» Problem to work on: Copy all lines below exactly as written. Leave pictures out.

» Material provided:
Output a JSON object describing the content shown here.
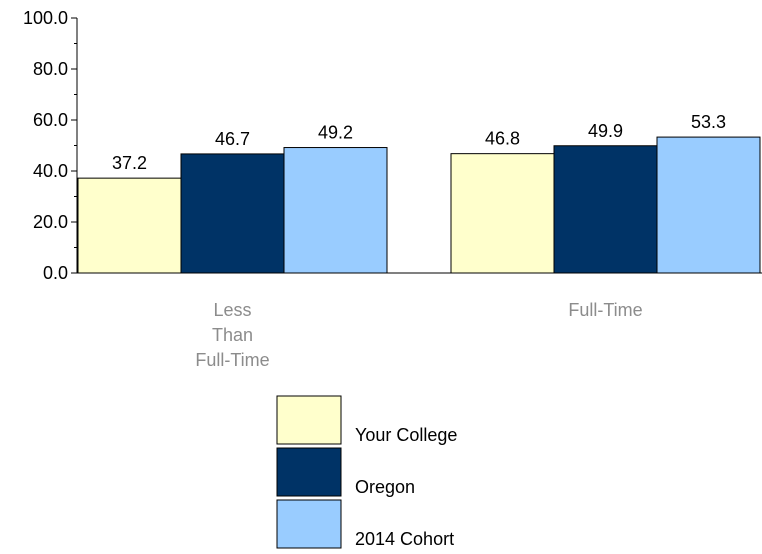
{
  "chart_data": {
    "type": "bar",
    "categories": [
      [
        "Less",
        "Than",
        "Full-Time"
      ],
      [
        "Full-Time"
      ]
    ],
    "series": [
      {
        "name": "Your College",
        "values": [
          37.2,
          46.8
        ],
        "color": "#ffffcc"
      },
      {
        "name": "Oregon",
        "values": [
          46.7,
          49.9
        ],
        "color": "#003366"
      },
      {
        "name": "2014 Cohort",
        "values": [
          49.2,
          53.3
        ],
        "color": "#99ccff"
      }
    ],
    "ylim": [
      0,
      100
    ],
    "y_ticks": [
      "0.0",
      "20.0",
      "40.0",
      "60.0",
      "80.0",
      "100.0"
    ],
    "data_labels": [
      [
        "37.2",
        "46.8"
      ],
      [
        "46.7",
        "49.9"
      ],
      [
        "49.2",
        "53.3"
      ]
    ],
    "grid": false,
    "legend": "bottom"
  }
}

» Answer in full:
Output a JSON object describing the content shown here.
{
  "chart_data": {
    "type": "bar",
    "categories": [
      [
        "Less",
        "Than",
        "Full-Time"
      ],
      [
        "Full-Time"
      ]
    ],
    "series": [
      {
        "name": "Your College",
        "values": [
          37.2,
          46.8
        ],
        "color": "#ffffcc"
      },
      {
        "name": "Oregon",
        "values": [
          46.7,
          49.9
        ],
        "color": "#003366"
      },
      {
        "name": "2014 Cohort",
        "values": [
          49.2,
          53.3
        ],
        "color": "#99ccff"
      }
    ],
    "ylim": [
      0,
      100
    ],
    "y_ticks": [
      "0.0",
      "20.0",
      "40.0",
      "60.0",
      "80.0",
      "100.0"
    ],
    "data_labels": [
      [
        "37.2",
        "46.8"
      ],
      [
        "46.7",
        "49.9"
      ],
      [
        "49.2",
        "53.3"
      ]
    ],
    "grid": false,
    "legend": "bottom"
  }
}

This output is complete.